Exercise prompt: Only a number is wanted: how many lines of the entries include the string "ἔτσι"?

Data excerpts

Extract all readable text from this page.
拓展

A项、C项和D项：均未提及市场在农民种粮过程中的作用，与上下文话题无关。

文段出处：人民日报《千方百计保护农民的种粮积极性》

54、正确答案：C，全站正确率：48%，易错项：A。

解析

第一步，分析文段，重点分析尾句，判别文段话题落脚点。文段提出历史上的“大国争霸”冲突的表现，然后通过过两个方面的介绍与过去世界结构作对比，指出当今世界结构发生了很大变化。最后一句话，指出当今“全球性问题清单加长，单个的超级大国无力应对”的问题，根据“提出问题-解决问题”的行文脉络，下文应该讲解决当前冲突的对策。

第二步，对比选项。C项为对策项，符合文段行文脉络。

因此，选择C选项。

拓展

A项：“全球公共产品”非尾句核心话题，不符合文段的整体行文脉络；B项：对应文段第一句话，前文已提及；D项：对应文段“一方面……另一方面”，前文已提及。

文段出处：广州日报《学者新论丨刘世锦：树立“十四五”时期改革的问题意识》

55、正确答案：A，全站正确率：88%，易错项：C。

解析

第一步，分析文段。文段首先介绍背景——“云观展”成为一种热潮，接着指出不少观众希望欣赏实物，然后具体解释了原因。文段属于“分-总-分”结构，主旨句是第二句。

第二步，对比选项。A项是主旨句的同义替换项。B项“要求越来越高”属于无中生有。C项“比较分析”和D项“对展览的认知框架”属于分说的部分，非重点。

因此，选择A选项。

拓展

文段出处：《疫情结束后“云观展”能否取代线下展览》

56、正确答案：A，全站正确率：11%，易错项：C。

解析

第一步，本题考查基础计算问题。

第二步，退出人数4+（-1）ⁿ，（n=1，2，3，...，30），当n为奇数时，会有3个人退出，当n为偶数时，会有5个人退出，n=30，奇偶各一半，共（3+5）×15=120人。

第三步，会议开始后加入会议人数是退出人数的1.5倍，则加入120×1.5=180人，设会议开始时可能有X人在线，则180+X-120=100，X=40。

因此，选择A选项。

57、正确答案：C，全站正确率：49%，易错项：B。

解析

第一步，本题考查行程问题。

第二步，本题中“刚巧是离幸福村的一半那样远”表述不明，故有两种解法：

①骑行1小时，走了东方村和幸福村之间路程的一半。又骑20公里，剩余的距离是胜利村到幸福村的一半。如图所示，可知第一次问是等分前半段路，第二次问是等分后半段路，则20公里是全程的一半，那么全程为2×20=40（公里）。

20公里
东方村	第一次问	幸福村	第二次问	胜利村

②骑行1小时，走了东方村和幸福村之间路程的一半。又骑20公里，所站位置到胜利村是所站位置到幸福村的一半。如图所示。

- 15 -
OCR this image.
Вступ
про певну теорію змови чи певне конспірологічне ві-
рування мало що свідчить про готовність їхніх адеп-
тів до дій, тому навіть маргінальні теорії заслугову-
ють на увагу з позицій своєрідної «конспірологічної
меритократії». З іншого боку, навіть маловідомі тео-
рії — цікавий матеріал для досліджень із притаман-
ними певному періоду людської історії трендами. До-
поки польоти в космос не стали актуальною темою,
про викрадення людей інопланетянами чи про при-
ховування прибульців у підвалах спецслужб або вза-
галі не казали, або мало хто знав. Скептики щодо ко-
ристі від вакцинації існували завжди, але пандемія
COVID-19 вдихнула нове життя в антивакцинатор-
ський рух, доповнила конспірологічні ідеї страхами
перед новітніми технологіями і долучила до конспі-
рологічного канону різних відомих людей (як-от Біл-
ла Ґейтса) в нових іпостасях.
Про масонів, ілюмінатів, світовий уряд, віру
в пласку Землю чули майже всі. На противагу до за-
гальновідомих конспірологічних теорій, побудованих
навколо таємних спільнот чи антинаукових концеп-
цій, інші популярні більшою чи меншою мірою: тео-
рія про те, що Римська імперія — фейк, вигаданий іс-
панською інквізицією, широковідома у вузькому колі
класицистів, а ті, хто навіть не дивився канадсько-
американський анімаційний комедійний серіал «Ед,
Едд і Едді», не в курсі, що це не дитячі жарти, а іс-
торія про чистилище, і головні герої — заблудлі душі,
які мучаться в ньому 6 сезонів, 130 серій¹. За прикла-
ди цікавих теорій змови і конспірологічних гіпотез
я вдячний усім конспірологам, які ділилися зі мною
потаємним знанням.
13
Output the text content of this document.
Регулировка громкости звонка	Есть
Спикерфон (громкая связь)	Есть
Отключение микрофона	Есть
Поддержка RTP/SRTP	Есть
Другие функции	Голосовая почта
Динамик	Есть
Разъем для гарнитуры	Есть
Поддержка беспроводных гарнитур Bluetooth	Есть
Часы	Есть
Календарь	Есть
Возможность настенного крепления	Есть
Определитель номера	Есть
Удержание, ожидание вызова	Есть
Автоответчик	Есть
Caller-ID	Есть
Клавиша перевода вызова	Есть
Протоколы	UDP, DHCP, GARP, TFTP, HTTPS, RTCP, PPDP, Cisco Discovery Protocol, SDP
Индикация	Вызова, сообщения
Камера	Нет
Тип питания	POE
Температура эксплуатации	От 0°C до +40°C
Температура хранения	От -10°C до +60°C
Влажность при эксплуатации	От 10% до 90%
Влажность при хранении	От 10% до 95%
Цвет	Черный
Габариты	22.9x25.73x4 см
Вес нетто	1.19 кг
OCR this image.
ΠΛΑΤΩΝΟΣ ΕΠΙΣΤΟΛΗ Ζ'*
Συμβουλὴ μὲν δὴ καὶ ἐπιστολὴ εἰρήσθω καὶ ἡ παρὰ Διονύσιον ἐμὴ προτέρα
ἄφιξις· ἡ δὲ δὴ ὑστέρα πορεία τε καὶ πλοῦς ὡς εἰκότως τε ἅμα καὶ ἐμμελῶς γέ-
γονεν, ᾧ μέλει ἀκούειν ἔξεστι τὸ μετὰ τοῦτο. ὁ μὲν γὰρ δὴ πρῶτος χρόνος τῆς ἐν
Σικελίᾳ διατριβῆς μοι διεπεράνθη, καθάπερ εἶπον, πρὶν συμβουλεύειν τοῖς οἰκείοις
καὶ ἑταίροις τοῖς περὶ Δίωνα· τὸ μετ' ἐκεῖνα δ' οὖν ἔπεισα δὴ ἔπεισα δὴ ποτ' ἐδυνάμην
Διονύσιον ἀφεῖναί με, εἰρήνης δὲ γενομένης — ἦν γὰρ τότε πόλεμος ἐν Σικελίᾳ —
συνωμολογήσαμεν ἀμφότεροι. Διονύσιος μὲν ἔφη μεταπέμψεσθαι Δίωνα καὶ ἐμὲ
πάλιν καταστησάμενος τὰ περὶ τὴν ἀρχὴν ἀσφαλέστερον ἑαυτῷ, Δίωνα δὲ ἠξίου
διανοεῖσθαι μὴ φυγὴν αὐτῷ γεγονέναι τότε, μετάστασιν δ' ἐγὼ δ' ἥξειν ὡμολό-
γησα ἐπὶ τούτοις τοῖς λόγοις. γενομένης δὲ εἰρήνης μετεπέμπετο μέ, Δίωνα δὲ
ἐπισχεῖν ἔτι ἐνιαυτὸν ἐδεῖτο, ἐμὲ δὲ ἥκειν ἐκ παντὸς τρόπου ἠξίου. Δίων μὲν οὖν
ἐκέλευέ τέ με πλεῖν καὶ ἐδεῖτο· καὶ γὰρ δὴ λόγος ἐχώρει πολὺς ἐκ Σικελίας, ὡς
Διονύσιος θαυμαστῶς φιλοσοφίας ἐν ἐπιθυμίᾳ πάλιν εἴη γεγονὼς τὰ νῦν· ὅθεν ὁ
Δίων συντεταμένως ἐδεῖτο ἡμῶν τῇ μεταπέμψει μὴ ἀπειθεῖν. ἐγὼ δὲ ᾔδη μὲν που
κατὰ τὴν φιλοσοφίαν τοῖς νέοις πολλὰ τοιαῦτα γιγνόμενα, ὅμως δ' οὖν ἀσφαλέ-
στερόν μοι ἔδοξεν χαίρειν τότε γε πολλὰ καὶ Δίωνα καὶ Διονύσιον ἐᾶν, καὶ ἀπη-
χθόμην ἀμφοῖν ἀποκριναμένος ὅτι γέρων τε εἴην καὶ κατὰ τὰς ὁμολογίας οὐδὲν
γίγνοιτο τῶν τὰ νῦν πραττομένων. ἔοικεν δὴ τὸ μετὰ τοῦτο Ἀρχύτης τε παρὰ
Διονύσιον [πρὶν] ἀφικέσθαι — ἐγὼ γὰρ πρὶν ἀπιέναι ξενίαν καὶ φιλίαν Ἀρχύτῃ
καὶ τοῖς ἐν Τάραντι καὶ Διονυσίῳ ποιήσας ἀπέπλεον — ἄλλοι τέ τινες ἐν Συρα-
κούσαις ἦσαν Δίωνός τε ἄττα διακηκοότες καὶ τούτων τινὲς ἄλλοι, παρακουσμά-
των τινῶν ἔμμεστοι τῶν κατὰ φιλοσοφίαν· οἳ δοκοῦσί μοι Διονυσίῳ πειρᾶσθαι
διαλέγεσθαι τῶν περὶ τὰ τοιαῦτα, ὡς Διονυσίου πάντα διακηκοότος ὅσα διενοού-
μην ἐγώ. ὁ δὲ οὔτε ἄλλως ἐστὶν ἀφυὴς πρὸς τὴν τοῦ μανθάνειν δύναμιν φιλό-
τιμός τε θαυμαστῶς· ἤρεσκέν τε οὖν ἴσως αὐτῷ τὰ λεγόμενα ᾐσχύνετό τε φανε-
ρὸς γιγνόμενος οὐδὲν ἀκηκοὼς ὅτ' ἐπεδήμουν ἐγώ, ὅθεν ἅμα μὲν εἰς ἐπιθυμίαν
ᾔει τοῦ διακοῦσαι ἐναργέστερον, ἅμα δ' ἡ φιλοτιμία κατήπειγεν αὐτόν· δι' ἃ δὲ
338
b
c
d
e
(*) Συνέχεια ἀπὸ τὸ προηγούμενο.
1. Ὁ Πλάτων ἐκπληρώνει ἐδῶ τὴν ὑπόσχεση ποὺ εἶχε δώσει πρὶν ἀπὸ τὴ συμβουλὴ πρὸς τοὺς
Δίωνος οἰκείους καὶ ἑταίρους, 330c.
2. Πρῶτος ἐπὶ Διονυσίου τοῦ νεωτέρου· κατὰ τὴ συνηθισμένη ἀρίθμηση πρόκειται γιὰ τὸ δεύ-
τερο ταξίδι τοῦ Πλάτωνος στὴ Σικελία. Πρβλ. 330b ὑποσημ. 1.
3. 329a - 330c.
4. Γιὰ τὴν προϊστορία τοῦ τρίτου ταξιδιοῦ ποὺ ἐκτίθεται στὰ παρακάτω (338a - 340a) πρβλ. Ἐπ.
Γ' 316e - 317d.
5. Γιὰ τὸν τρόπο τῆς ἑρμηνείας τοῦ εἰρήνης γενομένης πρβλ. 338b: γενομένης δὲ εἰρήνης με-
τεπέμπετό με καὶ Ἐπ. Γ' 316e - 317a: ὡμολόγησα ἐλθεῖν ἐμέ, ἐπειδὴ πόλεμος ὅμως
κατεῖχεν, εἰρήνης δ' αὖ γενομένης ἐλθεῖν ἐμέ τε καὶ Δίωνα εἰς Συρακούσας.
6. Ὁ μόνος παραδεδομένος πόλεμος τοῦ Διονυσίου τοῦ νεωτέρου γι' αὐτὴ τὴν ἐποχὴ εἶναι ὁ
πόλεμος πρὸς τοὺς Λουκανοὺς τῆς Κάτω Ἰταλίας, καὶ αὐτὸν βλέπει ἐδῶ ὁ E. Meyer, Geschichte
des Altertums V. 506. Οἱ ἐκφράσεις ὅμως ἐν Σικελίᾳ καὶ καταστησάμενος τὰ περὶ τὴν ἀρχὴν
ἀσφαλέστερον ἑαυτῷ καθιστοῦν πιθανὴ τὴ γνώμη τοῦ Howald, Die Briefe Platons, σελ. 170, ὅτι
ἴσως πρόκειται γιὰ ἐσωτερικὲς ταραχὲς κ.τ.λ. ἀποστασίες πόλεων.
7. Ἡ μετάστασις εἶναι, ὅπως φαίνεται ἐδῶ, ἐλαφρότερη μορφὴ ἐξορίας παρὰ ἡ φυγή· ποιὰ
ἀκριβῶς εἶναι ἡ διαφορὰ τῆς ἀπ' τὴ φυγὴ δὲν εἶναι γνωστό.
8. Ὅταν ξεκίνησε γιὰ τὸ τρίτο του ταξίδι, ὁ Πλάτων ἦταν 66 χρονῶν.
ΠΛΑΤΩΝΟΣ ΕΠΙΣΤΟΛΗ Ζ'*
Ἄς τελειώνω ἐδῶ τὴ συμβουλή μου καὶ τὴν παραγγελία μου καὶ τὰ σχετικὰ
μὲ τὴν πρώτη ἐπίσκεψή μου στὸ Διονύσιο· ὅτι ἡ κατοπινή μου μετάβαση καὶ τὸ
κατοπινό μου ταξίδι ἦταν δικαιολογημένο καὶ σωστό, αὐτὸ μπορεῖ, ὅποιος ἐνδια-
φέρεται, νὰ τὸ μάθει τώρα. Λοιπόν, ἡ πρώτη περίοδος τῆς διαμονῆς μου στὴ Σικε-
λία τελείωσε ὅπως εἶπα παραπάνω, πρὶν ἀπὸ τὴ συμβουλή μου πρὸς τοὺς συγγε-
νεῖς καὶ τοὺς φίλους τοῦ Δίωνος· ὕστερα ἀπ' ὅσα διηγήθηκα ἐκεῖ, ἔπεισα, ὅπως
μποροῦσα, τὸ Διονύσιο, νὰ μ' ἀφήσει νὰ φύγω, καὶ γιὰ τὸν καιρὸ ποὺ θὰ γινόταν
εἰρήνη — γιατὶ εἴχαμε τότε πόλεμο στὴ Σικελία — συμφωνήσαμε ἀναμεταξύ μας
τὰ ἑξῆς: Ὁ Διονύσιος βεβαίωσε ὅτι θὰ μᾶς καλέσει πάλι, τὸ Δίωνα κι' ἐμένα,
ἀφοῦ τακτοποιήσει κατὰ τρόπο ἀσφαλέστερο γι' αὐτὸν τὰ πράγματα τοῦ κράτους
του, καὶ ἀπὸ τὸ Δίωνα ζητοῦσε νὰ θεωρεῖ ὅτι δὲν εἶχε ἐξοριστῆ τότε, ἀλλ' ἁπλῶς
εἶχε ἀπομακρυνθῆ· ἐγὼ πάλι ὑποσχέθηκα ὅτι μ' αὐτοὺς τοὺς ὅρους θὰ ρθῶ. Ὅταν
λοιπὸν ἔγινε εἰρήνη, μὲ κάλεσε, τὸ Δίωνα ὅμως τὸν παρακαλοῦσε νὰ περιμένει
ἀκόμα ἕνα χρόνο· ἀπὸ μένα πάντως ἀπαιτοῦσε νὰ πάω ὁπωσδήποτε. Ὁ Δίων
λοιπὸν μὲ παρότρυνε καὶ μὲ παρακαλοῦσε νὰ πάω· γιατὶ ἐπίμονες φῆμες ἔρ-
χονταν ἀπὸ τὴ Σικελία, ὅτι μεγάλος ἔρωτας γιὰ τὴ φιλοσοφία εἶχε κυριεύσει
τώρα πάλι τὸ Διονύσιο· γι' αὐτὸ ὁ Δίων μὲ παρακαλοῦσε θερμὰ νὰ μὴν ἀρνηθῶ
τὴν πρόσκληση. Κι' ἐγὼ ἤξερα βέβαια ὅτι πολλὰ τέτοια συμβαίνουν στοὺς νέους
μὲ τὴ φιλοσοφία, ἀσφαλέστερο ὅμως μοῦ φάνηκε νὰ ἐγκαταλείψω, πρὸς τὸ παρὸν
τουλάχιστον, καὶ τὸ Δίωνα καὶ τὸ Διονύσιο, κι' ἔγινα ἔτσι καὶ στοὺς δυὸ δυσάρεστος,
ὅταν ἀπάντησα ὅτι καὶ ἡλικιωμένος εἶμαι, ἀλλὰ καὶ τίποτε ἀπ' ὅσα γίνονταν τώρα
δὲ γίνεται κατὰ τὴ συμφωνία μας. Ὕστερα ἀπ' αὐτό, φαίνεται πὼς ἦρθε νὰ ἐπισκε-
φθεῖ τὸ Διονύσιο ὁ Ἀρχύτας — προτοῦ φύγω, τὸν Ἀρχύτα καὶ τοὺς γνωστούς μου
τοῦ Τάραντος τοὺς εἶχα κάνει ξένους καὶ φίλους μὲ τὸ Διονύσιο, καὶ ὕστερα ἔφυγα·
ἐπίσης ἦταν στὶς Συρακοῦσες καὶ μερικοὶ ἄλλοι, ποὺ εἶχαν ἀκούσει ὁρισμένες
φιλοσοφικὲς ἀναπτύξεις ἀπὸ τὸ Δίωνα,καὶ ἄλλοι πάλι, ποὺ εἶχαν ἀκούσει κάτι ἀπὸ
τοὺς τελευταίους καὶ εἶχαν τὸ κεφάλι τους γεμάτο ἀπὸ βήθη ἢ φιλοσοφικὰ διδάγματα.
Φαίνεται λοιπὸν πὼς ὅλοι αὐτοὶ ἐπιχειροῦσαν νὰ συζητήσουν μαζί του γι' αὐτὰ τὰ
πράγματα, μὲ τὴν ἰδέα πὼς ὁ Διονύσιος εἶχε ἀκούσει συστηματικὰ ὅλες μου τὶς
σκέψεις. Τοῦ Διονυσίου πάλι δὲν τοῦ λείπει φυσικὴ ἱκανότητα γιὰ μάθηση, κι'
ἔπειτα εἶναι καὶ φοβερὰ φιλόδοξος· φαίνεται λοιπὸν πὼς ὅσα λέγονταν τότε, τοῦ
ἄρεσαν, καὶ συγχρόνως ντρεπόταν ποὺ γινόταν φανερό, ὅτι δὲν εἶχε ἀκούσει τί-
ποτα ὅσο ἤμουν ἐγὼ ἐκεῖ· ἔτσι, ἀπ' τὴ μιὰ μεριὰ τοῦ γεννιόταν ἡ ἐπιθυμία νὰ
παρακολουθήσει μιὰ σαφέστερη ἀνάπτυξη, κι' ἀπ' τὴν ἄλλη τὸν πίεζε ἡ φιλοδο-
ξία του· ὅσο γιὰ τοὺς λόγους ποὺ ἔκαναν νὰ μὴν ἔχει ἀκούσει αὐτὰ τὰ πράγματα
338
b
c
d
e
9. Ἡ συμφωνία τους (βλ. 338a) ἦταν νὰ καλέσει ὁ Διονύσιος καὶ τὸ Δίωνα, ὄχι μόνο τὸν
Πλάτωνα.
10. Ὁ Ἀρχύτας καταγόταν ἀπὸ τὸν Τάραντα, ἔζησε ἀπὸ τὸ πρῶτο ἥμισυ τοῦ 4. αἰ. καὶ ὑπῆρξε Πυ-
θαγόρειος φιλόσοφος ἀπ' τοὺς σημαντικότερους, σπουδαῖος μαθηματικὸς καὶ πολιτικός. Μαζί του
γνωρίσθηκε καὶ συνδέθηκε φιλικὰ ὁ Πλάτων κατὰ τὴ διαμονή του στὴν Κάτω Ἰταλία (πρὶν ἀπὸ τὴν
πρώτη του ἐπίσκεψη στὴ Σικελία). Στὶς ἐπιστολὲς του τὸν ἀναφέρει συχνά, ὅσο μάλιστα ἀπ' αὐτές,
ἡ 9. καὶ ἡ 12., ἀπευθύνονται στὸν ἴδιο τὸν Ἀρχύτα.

Solved problem: 2